WRITTEN REQUEST: Using the data below, copy every line that contains the word "Office".

(Recorded data)
• • • • •

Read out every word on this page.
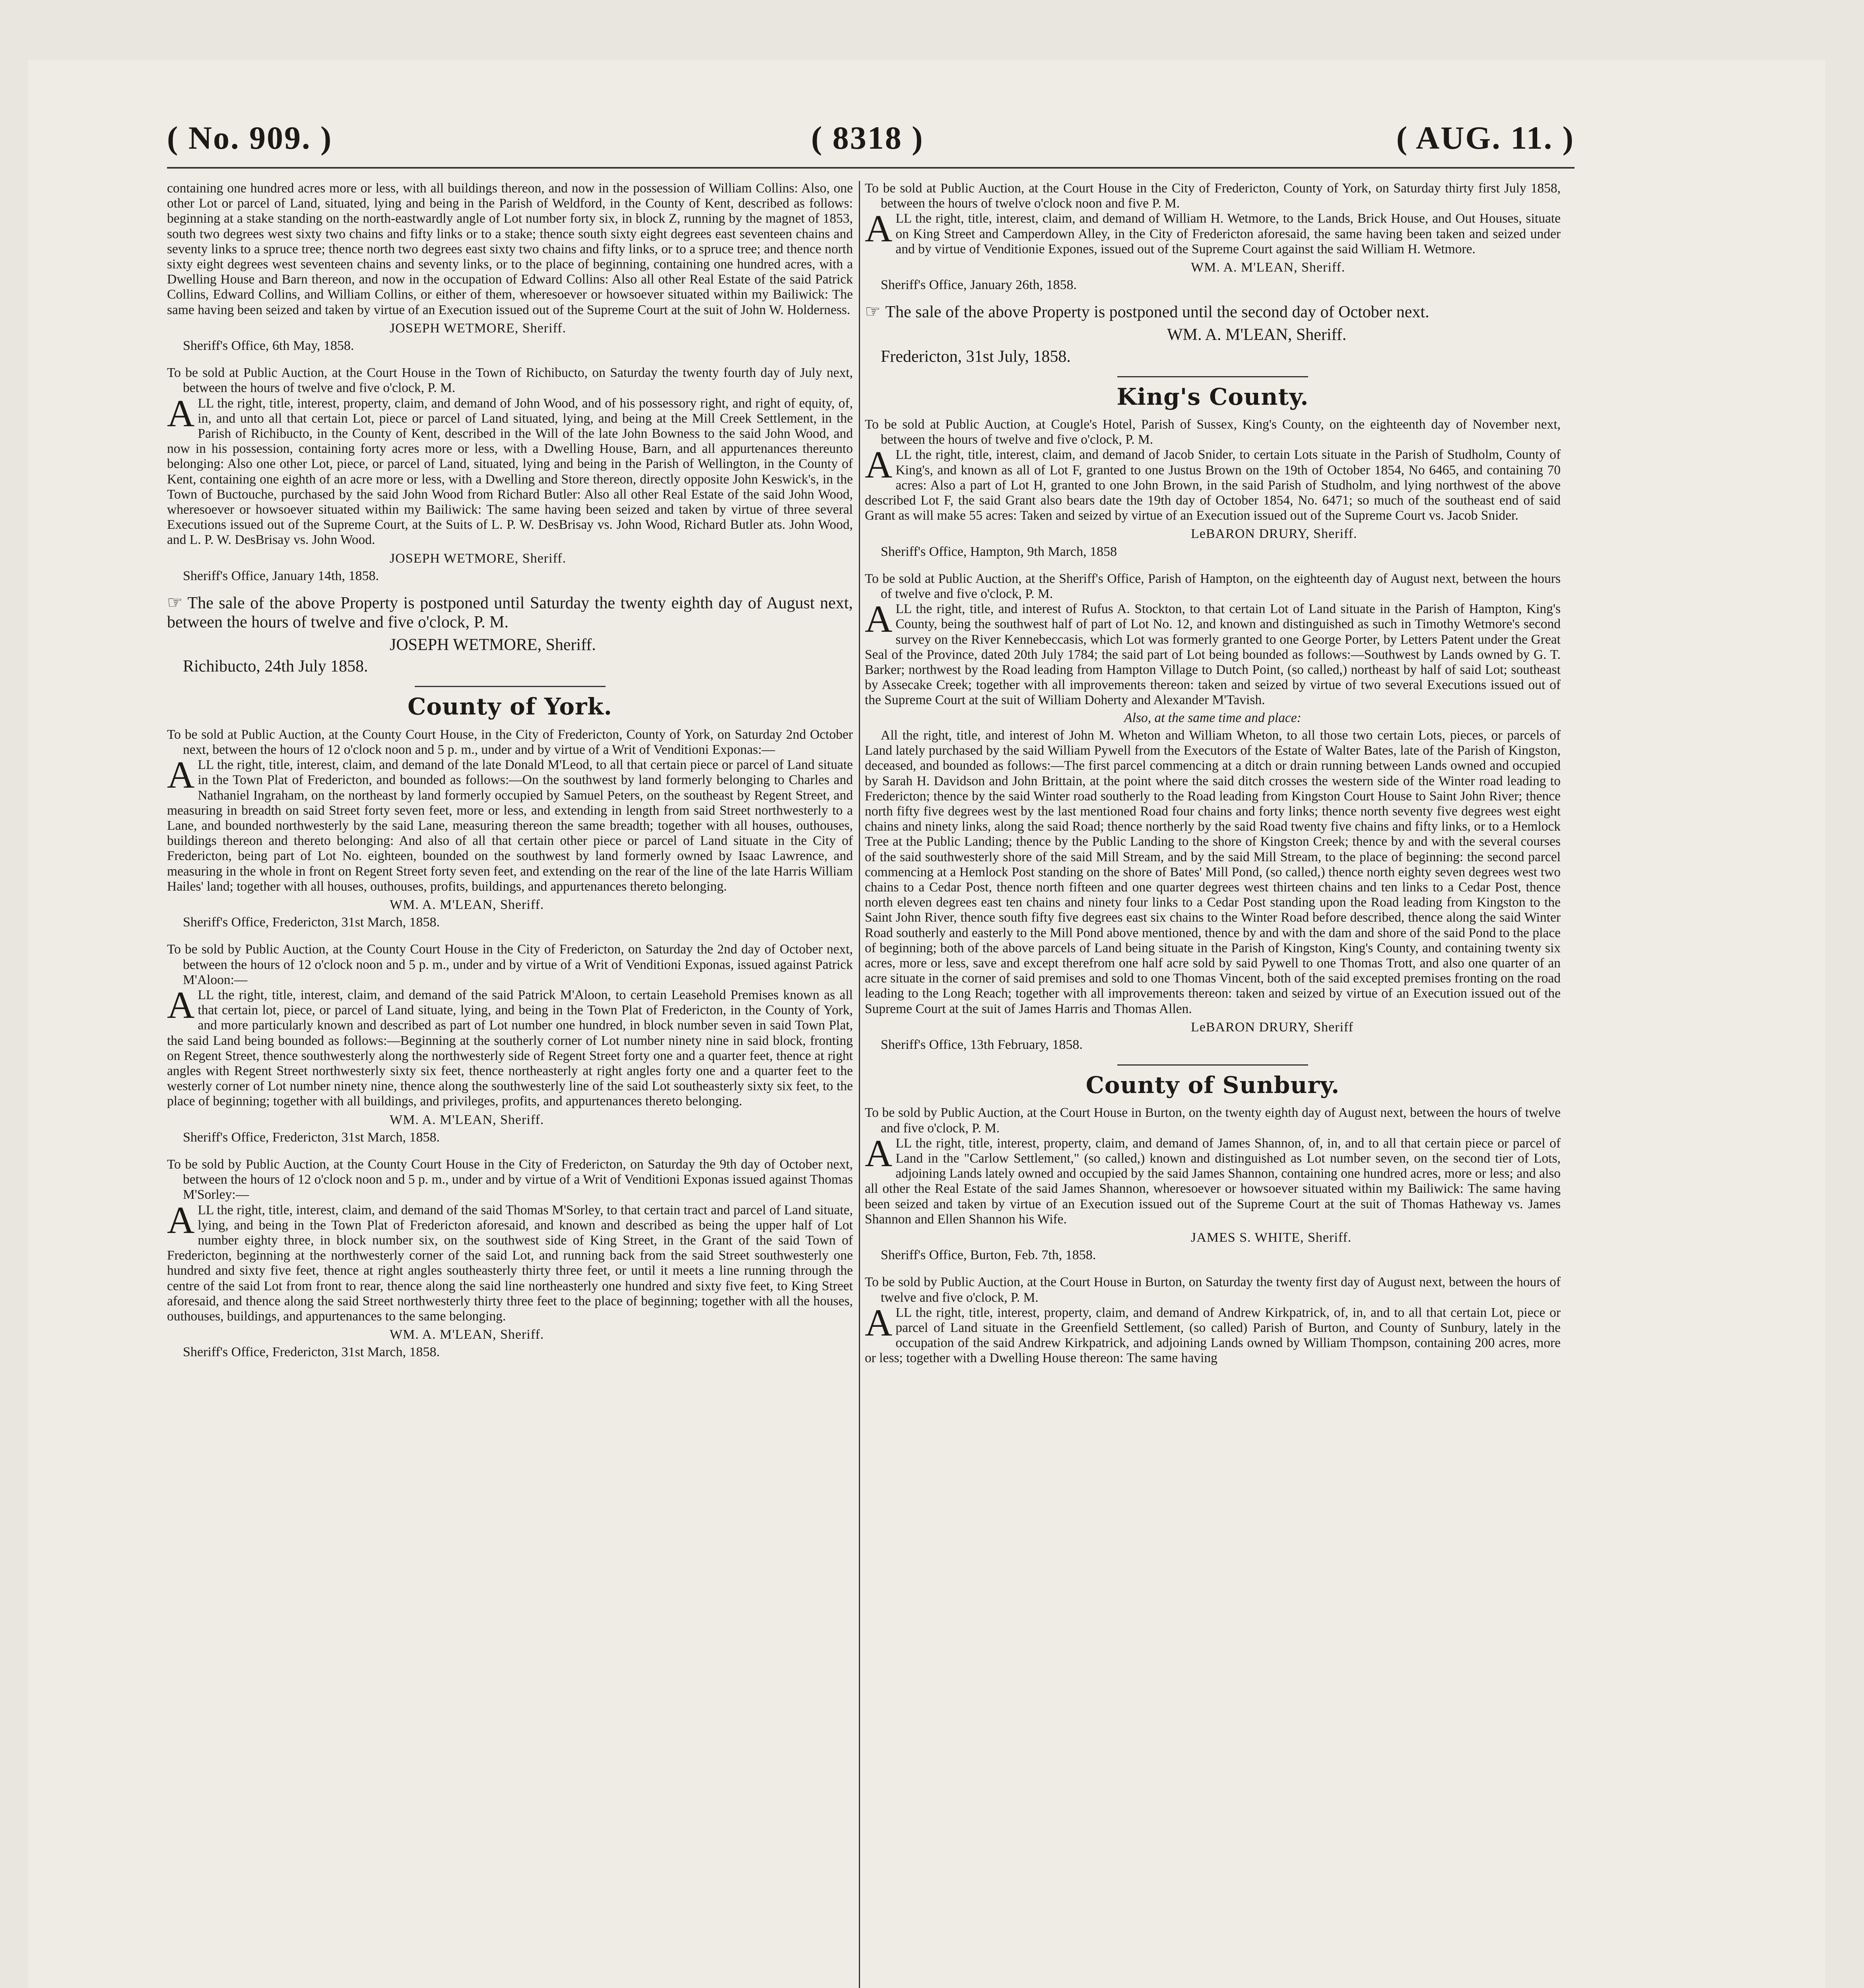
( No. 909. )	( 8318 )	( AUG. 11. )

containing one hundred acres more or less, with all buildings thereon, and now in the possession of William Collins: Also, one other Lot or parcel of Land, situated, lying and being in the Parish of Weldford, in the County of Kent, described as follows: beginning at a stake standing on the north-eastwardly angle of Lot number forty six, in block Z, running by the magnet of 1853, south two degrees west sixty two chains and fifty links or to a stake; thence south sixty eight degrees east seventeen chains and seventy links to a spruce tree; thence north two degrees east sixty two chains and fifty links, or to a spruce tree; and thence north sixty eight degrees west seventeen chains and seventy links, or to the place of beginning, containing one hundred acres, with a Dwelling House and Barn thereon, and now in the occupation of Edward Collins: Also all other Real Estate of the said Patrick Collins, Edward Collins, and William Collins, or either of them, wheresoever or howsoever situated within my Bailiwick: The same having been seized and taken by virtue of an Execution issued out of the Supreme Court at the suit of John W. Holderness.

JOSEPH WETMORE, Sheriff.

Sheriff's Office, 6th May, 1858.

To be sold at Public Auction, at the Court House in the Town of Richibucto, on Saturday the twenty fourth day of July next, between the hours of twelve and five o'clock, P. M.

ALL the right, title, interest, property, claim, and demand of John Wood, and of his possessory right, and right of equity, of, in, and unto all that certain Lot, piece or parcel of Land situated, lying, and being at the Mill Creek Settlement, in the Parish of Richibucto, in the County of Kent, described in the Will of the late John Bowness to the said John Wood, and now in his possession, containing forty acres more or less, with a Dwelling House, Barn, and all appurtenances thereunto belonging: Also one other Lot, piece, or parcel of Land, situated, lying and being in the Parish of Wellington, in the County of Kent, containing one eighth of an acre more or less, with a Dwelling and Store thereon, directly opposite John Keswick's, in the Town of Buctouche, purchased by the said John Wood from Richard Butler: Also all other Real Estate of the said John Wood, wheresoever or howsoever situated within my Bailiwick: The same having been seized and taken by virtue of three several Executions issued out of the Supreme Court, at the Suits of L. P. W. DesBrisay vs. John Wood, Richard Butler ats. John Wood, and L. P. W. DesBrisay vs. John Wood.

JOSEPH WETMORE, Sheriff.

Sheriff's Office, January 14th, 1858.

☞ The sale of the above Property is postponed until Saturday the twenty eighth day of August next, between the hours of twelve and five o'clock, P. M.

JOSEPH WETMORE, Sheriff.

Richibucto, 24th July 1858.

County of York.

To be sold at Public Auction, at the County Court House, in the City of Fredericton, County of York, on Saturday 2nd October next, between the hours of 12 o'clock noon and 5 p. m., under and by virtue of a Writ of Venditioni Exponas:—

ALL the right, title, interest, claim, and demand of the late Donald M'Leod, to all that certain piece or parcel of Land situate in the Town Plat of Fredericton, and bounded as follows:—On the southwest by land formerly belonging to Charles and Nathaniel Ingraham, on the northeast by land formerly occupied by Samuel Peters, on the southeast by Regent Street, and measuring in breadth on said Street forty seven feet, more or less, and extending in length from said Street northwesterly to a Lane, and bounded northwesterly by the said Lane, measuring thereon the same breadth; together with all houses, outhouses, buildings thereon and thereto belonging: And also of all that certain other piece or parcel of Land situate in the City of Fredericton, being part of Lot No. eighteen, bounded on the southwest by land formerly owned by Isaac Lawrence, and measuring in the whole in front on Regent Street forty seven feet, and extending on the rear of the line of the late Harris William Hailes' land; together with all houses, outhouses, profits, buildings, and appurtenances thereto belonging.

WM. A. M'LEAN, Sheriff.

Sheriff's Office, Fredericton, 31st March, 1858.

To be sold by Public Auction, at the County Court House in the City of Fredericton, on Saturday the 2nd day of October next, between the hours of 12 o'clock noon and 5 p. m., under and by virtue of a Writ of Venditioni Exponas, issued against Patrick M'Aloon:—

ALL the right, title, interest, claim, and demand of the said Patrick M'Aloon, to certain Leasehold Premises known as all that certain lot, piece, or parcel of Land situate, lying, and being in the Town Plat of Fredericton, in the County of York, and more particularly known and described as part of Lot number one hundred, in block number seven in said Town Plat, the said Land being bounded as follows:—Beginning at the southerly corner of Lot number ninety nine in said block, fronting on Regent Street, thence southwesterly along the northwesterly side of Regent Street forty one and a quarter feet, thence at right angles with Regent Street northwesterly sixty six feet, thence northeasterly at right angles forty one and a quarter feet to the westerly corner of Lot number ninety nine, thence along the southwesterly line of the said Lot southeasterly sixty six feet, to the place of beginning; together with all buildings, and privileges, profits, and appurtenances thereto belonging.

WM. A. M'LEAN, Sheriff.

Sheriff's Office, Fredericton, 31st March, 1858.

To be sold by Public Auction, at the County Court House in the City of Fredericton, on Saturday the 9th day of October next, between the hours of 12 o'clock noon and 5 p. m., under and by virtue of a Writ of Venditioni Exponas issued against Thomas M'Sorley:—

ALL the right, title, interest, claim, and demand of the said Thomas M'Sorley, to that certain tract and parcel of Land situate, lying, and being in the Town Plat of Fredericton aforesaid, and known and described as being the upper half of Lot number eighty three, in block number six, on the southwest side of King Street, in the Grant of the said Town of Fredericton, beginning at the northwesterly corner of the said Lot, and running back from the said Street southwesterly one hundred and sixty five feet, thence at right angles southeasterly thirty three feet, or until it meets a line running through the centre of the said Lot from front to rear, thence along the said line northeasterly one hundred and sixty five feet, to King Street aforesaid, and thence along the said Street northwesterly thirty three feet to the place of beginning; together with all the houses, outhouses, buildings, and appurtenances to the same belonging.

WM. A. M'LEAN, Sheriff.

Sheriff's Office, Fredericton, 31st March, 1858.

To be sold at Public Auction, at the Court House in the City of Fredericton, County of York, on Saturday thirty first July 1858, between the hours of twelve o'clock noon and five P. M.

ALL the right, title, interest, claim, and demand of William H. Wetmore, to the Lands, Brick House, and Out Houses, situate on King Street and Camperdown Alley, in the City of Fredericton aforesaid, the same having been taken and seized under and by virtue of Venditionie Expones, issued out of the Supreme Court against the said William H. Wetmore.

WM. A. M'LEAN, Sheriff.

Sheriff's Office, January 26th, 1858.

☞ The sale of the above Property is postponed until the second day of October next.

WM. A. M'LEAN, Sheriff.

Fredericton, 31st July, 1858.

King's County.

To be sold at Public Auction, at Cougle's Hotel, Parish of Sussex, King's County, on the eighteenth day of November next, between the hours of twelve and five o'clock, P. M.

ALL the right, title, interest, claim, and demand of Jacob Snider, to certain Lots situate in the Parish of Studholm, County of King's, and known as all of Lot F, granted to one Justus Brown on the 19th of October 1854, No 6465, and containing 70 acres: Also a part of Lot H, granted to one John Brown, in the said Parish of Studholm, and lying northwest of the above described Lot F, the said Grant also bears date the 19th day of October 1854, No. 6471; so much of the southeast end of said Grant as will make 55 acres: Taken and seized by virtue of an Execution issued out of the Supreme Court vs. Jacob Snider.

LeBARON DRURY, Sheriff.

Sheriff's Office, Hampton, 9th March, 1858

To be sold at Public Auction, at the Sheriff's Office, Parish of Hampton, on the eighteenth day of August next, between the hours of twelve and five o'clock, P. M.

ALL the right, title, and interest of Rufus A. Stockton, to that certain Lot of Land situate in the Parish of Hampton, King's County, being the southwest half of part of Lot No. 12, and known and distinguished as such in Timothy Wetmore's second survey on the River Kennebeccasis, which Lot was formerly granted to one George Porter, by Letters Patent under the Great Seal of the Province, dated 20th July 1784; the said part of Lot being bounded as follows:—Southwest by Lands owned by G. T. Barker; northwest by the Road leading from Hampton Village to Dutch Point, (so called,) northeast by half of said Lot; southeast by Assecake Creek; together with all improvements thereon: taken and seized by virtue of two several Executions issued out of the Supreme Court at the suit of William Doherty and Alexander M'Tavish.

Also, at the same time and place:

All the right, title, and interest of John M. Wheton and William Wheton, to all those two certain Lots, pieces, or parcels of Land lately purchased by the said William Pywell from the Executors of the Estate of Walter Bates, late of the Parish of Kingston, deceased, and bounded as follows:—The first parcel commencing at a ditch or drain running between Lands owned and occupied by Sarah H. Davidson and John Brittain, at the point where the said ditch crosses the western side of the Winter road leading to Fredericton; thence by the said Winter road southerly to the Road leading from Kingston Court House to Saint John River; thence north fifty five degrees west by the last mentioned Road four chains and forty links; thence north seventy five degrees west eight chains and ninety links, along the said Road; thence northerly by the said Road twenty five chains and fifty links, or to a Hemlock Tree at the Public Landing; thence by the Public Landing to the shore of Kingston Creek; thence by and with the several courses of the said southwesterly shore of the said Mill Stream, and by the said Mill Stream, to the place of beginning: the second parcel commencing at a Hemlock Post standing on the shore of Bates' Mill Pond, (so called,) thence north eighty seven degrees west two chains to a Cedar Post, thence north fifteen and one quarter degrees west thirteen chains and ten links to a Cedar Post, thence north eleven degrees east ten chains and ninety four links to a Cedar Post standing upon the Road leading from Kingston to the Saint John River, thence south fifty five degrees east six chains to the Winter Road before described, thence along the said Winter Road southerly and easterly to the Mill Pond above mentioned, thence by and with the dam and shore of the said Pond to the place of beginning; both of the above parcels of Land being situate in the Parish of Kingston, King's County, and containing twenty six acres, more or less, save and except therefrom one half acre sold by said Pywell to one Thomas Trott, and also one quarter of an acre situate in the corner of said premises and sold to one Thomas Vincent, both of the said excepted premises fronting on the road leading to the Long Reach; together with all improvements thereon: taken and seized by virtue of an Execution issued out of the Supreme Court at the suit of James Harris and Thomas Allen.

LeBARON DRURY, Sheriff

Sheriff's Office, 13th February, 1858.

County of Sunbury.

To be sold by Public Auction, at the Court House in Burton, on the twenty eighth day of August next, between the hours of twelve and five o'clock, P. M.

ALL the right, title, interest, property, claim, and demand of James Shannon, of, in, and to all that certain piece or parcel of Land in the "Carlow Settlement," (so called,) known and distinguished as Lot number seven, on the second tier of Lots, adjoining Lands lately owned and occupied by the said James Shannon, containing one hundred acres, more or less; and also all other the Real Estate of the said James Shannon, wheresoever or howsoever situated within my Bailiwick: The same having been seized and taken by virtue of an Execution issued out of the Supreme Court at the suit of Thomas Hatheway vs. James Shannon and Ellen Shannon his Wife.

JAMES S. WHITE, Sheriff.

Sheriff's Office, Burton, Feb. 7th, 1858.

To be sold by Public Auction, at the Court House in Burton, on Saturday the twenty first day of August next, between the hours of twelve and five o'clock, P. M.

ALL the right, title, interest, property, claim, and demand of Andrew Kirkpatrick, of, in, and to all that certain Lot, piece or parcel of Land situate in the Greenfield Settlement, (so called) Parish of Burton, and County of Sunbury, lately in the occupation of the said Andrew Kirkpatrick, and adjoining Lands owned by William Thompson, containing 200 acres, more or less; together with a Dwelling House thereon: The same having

• • • • •

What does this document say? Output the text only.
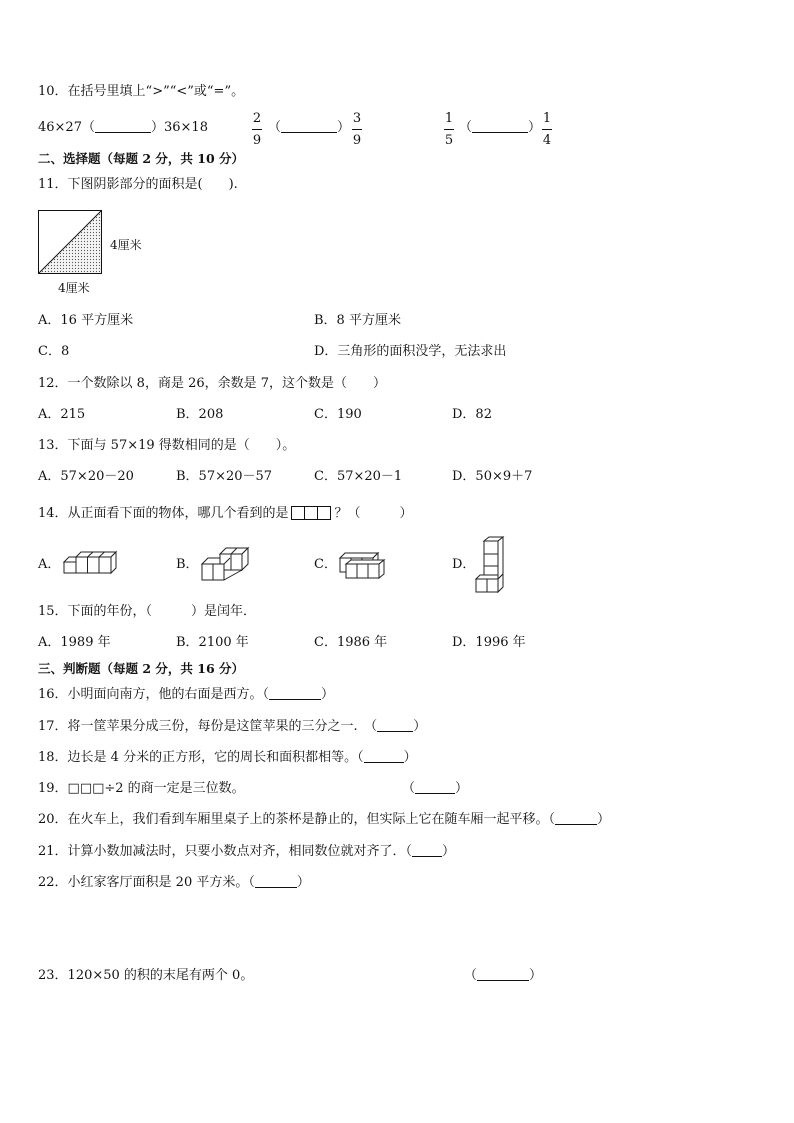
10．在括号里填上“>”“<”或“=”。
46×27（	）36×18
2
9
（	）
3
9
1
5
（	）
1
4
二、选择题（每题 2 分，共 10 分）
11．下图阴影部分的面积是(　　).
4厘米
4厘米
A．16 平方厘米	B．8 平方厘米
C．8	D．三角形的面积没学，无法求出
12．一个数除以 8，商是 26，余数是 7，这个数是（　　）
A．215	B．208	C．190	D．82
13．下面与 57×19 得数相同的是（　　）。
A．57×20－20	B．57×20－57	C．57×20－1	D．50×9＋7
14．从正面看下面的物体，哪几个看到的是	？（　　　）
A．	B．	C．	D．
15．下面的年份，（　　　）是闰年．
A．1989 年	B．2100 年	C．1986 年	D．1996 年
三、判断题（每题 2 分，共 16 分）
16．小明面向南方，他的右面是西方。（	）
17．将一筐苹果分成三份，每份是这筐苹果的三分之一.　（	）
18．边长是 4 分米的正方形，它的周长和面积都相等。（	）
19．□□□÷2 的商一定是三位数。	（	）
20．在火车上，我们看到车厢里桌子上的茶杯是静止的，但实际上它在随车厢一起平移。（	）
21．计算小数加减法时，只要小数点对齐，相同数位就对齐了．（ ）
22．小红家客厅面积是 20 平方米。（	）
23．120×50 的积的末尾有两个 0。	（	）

• • • • •

WORKED ANSWER:
Sheriff's Office, 6th May, 1858.
Sheriff's Office, January 14th, 1858.
Sheriff's Office, Fredericton, 31st March, 1858.
Sheriff's Office, Fredericton, 31st March, 1858.
Sheriff's Office, Fredericton, 31st March, 1858.
Sheriff's Office, January 26th, 1858.
Sheriff's Office, Hampton, 9th March, 1858
To be sold at Public Auction, at the Sheriff's Office, Parish of Hampton, on the eighteenth day of August next, between the hours of twelve and five o'clock, P. M.
Sheriff's Office, 13th February, 1858.
Sheriff's Office, Burton, Feb. 7th, 1858.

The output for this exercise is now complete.